▶ [The input]:
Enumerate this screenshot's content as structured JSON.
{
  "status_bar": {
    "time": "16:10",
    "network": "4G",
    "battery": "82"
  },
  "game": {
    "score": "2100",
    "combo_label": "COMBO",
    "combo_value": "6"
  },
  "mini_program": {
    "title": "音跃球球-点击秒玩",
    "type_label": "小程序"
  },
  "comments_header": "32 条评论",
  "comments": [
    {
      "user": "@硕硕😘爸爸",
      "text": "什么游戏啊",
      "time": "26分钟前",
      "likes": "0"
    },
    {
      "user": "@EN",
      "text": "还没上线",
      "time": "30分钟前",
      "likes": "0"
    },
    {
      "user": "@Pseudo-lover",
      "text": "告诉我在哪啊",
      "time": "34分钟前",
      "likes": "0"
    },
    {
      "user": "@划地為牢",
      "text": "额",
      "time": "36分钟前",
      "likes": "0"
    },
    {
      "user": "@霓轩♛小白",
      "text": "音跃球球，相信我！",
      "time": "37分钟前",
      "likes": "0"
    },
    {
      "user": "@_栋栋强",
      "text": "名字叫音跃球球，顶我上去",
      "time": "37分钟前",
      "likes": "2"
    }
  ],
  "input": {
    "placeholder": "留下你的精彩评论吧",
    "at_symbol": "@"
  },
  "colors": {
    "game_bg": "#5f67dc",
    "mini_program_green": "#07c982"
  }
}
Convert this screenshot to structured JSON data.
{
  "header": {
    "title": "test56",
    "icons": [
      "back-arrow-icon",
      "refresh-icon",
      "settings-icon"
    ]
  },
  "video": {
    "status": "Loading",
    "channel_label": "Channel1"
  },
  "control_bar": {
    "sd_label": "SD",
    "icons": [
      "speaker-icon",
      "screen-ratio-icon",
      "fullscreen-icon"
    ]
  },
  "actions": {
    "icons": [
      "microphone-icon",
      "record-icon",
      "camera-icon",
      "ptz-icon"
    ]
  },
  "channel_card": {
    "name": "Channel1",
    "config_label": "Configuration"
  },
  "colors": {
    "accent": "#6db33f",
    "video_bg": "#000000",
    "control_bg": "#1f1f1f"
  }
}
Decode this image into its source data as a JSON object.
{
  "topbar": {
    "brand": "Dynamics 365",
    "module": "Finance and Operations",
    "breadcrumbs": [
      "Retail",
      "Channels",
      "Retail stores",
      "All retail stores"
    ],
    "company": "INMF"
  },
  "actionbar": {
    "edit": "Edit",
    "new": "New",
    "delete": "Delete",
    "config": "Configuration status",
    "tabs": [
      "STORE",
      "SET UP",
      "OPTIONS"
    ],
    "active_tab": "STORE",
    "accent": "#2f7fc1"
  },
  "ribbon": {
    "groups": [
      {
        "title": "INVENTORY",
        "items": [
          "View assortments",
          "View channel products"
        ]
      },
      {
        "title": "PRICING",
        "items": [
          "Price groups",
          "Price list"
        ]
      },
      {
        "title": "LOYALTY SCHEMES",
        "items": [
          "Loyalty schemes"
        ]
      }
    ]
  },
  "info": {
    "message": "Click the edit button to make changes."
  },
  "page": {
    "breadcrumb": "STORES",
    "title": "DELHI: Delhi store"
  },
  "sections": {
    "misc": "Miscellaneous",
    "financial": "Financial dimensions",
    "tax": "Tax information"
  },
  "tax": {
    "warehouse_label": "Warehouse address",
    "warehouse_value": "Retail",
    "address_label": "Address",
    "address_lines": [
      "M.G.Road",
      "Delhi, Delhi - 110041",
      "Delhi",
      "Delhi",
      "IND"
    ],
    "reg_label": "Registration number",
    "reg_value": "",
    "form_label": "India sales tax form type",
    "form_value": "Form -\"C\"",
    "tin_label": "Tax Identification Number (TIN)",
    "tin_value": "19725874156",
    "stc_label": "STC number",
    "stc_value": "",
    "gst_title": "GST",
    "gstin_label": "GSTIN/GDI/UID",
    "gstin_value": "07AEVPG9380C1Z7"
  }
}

▶ [Instructions to follow]: Set down the entries above again, word for word.

▶ [Response to the exercise]:
Enumerate this screenshot's content as structured JSON.
{
  "status_bar": {
    "time": "16:10",
    "network": "4G",
    "battery": "82"
  },
  "game": {
    "score": "2100",
    "combo_label": "COMBO",
    "combo_value": "6"
  },
  "mini_program": {
    "title": "音跃球球-点击秒玩",
    "type_label": "小程序"
  },
  "comments_header": "32 条评论",
  "comments": [
    {
      "user": "@硕硕😘爸爸",
      "text": "什么游戏啊",
      "time": "26分钟前",
      "likes": "0"
    },
    {
      "user": "@EN",
      "text": "还没上线",
      "time": "30分钟前",
      "likes": "0"
    },
    {
      "user": "@Pseudo-lover",
      "text": "告诉我在哪啊",
      "time": "34分钟前",
      "likes": "0"
    },
    {
      "user": "@划地為牢",
      "text": "额",
      "time": "36分钟前",
      "likes": "0"
    },
    {
      "user": "@霓轩♛小白",
      "text": "音跃球球，相信我！",
      "time": "37分钟前",
      "likes": "0"
    },
    {
      "user": "@_栋栋强",
      "text": "名字叫音跃球球，顶我上去",
      "time": "37分钟前",
      "likes": "2"
    }
  ],
  "input": {
    "placeholder": "留下你的精彩评论吧",
    "at_symbol": "@"
  },
  "colors": {
    "game_bg": "#5f67dc",
    "mini_program_green": "#07c982"
  }
}
Convert this screenshot to structured JSON data.
{
  "header": {
    "title": "test56",
    "icons": [
      "back-arrow-icon",
      "refresh-icon",
      "settings-icon"
    ]
  },
  "video": {
    "status": "Loading",
    "channel_label": "Channel1"
  },
  "control_bar": {
    "sd_label": "SD",
    "icons": [
      "speaker-icon",
      "screen-ratio-icon",
      "fullscreen-icon"
    ]
  },
  "actions": {
    "icons": [
      "microphone-icon",
      "record-icon",
      "camera-icon",
      "ptz-icon"
    ]
  },
  "channel_card": {
    "name": "Channel1",
    "config_label": "Configuration"
  },
  "colors": {
    "accent": "#6db33f",
    "video_bg": "#000000",
    "control_bg": "#1f1f1f"
  }
}
Decode this image into its source data as a JSON object.
{
  "topbar": {
    "brand": "Dynamics 365",
    "module": "Finance and Operations",
    "breadcrumbs": [
      "Retail",
      "Channels",
      "Retail stores",
      "All retail stores"
    ],
    "company": "INMF"
  },
  "actionbar": {
    "edit": "Edit",
    "new": "New",
    "delete": "Delete",
    "config": "Configuration status",
    "tabs": [
      "STORE",
      "SET UP",
      "OPTIONS"
    ],
    "active_tab": "STORE",
    "accent": "#2f7fc1"
  },
  "ribbon": {
    "groups": [
      {
        "title": "INVENTORY",
        "items": [
          "View assortments",
          "View channel products"
        ]
      },
      {
        "title": "PRICING",
        "items": [
          "Price groups",
          "Price list"
        ]
      },
      {
        "title": "LOYALTY SCHEMES",
        "items": [
          "Loyalty schemes"
        ]
      }
    ]
  },
  "info": {
    "message": "Click the edit button to make changes."
  },
  "page": {
    "breadcrumb": "STORES",
    "title": "DELHI: Delhi store"
  },
  "sections": {
    "misc": "Miscellaneous",
    "financial": "Financial dimensions",
    "tax": "Tax information"
  },
  "tax": {
    "warehouse_label": "Warehouse address",
    "warehouse_value": "Retail",
    "address_label": "Address",
    "address_lines": [
      "M.G.Road",
      "Delhi, Delhi - 110041",
      "Delhi",
      "Delhi",
      "IND"
    ],
    "reg_label": "Registration number",
    "reg_value": "",
    "form_label": "India sales tax form type",
    "form_value": "Form -\"C\"",
    "tin_label": "Tax Identification Number (TIN)",
    "tin_value": "19725874156",
    "stc_label": "STC number",
    "stc_value": "",
    "gst_title": "GST",
    "gstin_label": "GSTIN/GDI/UID",
    "gstin_value": "07AEVPG9380C1Z7"
  }
}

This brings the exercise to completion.